** Start of EXTRACTED INFORMATION **

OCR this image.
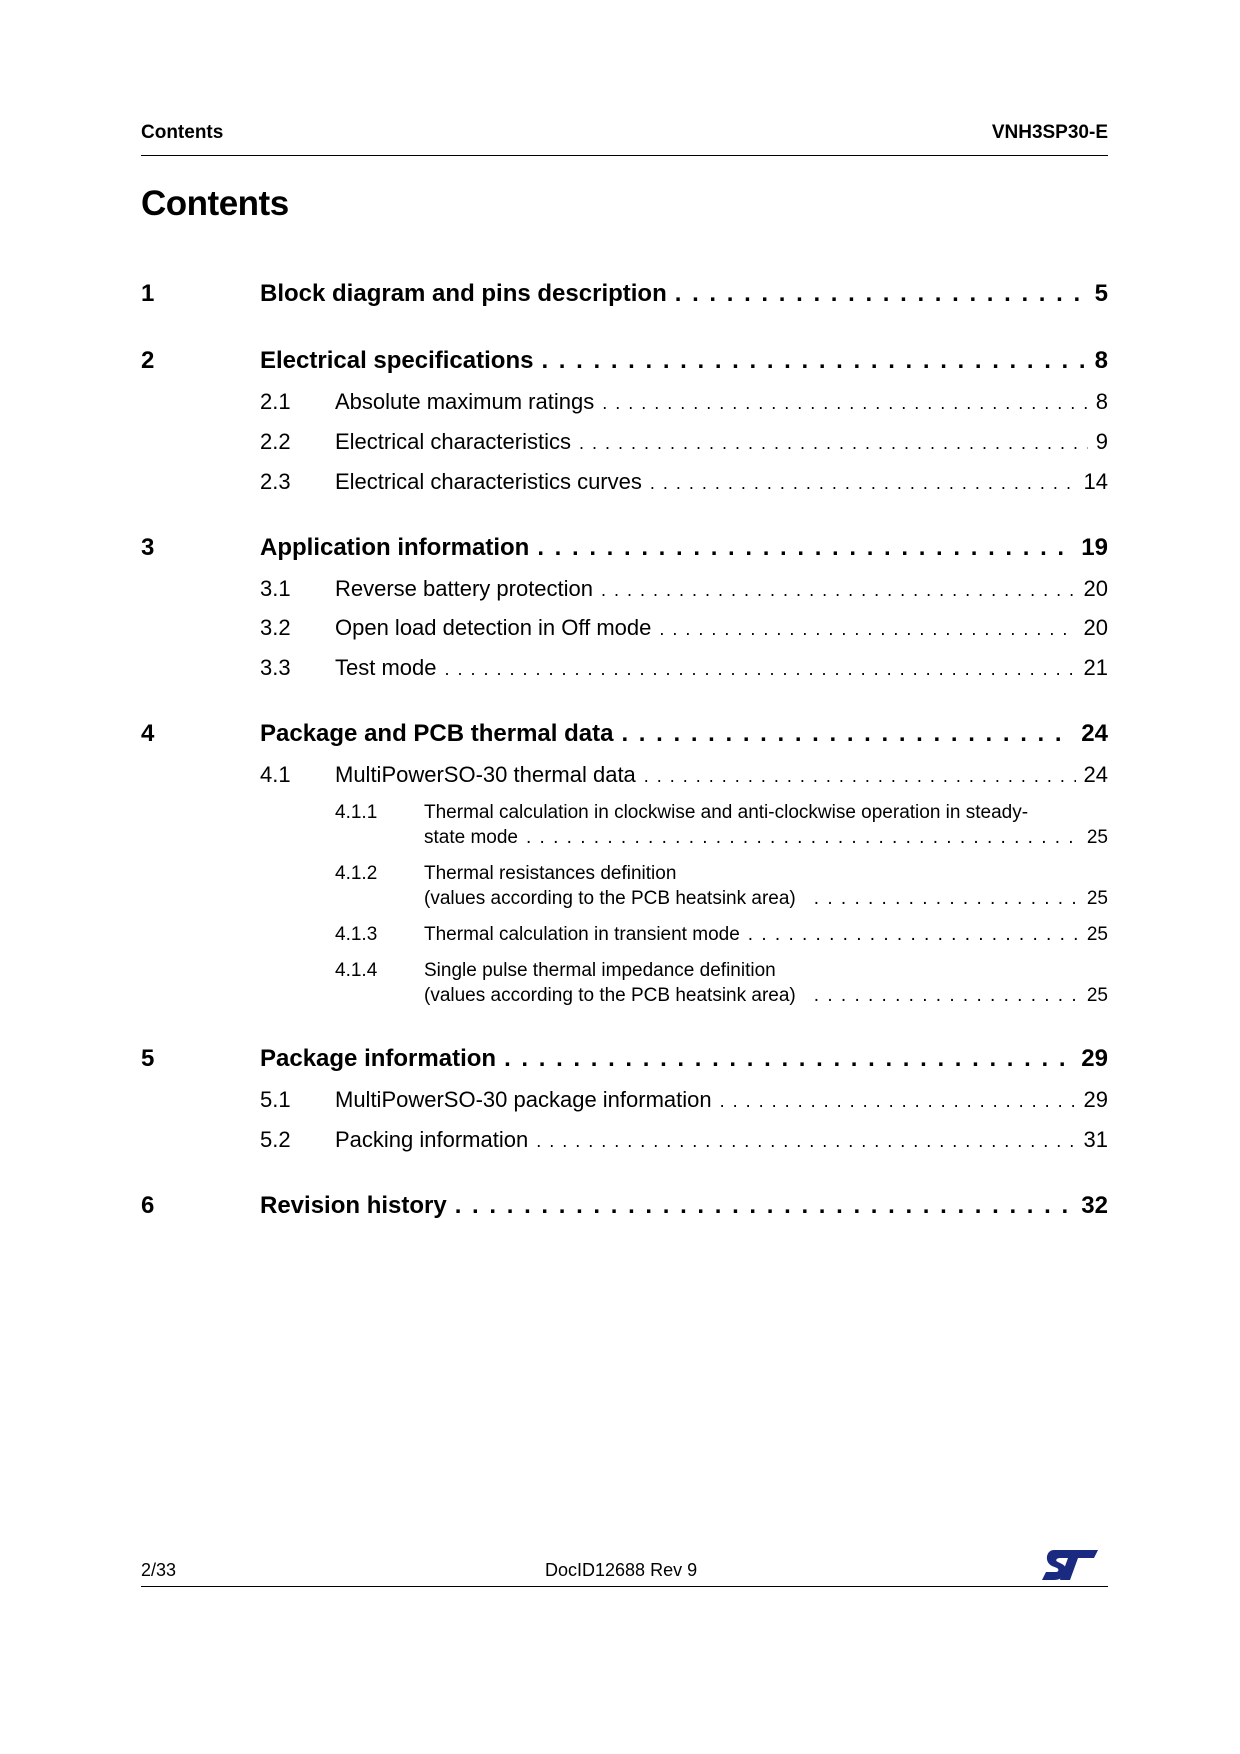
Contents	VNH3SP30-E
Contents
1	Block diagram and pins description . . .	5
2	Electrical specifications . . .	8
2.1 Absolute maximum ratings . . .	8
2.2 Electrical characteristics . . .	9
2.3 Electrical characteristics curves . . .	14
3	Application information . . .	19
3.1 Reverse battery protection . . .	20
3.2 Open load detection in Off mode . . .	20
3.3 Test mode . . .	21
4	Package and PCB thermal data . . .	24
4.1 MultiPowerSO-30 thermal data . . .	24
4.1.1 Thermal calculation in clockwise and anti-clockwise operation in steady-
state mode . . .	25
4.1.2 Thermal resistances definition
(values according to the PCB heatsink area) . . .	25
4.1.3 Thermal calculation in transient mode . . .	25
4.1.4 Single pulse thermal impedance definition
(values according to the PCB heatsink area) . . .	25
5	Package information . . .	29
5.1 MultiPowerSO-30 package information . . .	29
5.2 Packing information . . .	31
6	Revision history . . .	32
2/33	DocID12688 Rev 9
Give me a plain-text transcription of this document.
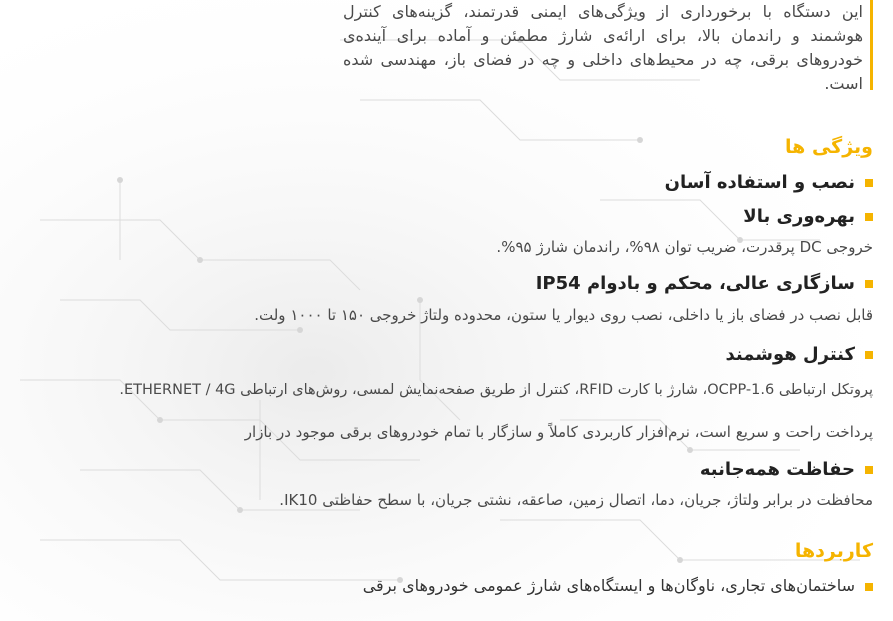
این دستگاه با برخورداری از ویژگی‌های ایمنی قدرتمند، گزینه‌های کنترل هوشمند و راندمان بالا، برای ارائه‌ی شارژ مطمئن و آماده برای آینده‌ی خودروهای برقی، چه در محیط‌های داخلی و چه در فضای باز، مهندسی شده است.
ویژگی ها
نصب و استفاده آسان
بهره‌وری بالا
خروجی DC پرقدرت، ضریب توان ۹۸%، راندمان شارژ ۹۵%.
سازگاری عالی، محکم و بادوام IP54
قابل نصب در فضای باز یا داخلی، نصب روی دیوار یا ستون، محدوده ولتاژ خروجی ۱۵۰ تا ۱۰۰۰ ولت.
کنترل هوشمند
پروتکل ارتباطی OCPP-1.6، شارژ با کارت RFID، کنترل از طریق صفحه‌نمایش لمسی، روش‌های ارتباطی ETHERNET / 4G.
پرداخت راحت و سریع است، نرم‌افزار کاربردی کاملاً و سازگار با تمام خودروهای برقی موجود در بازار
حفاظت همه‌جانبه
محافظت در برابر ولتاژ، جریان، دما، اتصال زمین، صاعقه، نشتی جریان، با سطح حفاظتی IK10.
کاربردها
ساختمان‌های تجاری، ناوگان‌ها و ایستگاه‌های شارژ عمومی خودروهای برقی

** End of EXTRACTED INFORMATION **

Write out an exact copy of the lines beginning at the line that contains "Give me a plain-text" and ending at the last line of the listing. Exclude pictures.

Give me a plain-text transcription of this document.
این دستگاه با برخورداری از ویژگی‌های ایمنی قدرتمند، گزینه‌های کنترل هوشمند و راندمان بالا، برای ارائه‌ی شارژ مطمئن و آماده برای آینده‌ی خودروهای برقی، چه در محیط‌های داخلی و چه در فضای باز، مهندسی شده است.
ویژگی ها
نصب و استفاده آسان
بهره‌وری بالا
خروجی DC پرقدرت، ضریب توان ۹۸%، راندمان شارژ ۹۵%.
سازگاری عالی، محکم و بادوام IP54
قابل نصب در فضای باز یا داخلی، نصب روی دیوار یا ستون، محدوده ولتاژ خروجی ۱۵۰ تا ۱۰۰۰ ولت.
کنترل هوشمند
پروتکل ارتباطی OCPP-1.6، شارژ با کارت RFID، کنترل از طریق صفحه‌نمایش لمسی، روش‌های ارتباطی ETHERNET / 4G.
پرداخت راحت و سریع است، نرم‌افزار کاربردی کاملاً و سازگار با تمام خودروهای برقی موجود در بازار
حفاظت همه‌جانبه
محافظت در برابر ولتاژ، جریان، دما، اتصال زمین، صاعقه، نشتی جریان، با سطح حفاظتی IK10.
کاربردها
ساختمان‌های تجاری، ناوگان‌ها و ایستگاه‌های شارژ عمومی خودروهای برقی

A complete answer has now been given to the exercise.